In the data that follows, count every line holding the string "Peak" and give the count alone.

start SUPPLIED RECORDS

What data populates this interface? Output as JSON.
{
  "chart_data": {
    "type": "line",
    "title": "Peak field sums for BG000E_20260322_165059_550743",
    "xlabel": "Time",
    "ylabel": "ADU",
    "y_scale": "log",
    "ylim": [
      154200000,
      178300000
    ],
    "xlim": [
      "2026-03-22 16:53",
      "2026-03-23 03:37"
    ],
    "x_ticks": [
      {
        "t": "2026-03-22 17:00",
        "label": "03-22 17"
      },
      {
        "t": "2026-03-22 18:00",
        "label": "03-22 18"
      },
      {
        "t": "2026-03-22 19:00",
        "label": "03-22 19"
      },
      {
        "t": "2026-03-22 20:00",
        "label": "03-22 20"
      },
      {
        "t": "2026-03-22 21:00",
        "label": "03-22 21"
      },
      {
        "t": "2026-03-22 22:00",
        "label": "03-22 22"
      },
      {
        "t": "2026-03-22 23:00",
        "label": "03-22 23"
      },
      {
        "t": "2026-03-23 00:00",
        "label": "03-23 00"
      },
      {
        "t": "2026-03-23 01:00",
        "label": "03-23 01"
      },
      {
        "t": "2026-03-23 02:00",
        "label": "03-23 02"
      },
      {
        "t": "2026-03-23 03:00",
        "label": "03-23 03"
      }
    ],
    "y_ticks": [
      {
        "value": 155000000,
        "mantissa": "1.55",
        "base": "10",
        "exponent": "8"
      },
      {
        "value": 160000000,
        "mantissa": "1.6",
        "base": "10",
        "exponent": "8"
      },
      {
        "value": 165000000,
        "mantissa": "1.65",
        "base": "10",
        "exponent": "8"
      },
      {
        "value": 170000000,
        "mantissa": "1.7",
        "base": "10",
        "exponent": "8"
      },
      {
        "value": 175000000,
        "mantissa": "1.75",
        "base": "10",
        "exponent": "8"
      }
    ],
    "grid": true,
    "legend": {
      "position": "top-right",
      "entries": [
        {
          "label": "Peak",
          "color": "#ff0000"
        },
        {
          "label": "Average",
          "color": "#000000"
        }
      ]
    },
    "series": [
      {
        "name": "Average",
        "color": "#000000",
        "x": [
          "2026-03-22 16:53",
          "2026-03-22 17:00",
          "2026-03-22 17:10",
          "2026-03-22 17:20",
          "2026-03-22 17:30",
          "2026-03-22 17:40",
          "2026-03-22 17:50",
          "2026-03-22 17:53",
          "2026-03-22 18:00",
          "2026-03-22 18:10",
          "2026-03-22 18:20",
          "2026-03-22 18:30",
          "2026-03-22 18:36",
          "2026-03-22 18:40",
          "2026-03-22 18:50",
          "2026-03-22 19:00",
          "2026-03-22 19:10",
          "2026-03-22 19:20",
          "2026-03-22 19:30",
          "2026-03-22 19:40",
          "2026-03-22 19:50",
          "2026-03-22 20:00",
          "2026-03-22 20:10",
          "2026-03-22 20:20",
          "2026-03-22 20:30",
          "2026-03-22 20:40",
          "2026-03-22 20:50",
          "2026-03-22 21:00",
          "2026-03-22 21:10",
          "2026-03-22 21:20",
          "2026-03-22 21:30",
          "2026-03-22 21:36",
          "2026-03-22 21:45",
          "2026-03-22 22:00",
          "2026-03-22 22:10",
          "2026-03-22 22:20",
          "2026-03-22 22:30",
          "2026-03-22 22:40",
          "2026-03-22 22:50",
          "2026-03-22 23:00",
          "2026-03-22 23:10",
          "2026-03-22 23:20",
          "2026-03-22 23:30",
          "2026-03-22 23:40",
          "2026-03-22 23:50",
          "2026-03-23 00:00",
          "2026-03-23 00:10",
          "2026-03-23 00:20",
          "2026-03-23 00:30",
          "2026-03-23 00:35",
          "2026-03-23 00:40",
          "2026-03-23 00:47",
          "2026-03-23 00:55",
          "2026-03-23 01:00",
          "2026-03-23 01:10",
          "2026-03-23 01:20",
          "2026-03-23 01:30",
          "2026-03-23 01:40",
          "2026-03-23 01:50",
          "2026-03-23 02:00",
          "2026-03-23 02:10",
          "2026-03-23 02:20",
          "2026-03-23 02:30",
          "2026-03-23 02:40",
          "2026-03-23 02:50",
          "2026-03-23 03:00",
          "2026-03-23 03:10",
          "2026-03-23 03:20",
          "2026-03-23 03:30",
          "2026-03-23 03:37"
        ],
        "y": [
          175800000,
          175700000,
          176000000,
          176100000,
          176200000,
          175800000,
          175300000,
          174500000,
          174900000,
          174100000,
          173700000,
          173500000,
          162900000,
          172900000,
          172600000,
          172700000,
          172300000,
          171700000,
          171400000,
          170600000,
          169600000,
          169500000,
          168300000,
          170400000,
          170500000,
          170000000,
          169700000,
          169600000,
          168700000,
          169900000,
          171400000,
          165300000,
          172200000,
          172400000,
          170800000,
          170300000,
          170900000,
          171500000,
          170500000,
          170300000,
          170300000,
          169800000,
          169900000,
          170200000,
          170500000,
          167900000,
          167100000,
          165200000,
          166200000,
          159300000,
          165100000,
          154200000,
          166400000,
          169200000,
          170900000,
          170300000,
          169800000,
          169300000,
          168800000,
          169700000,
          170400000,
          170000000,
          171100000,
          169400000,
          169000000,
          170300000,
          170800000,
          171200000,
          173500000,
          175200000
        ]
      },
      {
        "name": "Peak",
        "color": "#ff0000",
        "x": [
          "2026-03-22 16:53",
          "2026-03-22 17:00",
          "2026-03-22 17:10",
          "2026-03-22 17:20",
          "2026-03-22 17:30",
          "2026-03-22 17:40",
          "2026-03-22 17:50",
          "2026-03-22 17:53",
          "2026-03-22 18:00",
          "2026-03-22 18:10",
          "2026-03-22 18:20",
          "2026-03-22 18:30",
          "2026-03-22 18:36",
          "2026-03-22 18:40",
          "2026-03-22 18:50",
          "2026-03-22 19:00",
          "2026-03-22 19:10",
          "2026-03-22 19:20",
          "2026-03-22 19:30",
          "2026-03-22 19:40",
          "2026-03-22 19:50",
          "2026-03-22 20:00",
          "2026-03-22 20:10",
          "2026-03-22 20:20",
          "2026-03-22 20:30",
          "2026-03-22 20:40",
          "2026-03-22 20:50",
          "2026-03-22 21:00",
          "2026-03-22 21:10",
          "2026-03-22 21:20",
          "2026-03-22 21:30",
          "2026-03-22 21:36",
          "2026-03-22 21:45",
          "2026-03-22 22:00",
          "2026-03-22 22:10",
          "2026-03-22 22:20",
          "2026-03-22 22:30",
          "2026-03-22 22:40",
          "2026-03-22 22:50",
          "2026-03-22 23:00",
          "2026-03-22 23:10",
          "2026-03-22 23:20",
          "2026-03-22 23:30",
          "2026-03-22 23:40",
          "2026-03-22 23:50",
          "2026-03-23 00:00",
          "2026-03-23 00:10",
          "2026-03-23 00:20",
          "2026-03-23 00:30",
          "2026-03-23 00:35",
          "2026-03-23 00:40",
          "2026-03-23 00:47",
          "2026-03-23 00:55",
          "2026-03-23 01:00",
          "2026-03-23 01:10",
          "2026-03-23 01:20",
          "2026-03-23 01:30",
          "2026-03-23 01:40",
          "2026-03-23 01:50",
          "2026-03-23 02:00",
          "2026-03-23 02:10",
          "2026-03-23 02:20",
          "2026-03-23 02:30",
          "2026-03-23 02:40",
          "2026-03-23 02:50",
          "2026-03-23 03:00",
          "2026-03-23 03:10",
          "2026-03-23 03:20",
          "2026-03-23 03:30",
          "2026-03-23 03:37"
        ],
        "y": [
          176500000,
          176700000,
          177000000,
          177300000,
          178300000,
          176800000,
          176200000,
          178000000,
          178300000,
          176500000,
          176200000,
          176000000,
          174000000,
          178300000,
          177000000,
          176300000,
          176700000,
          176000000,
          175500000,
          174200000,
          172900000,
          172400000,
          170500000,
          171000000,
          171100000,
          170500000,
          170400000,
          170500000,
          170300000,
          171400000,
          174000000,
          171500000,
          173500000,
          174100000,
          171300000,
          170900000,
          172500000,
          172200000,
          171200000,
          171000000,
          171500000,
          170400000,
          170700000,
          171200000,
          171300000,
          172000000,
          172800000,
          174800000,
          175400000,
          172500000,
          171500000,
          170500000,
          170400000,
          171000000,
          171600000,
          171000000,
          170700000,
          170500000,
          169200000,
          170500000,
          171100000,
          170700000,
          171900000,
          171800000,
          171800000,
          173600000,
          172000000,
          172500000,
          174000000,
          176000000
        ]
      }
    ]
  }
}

end SUPPLIED RECORDS

**SOLUTION TO THIS EXERCISE**
3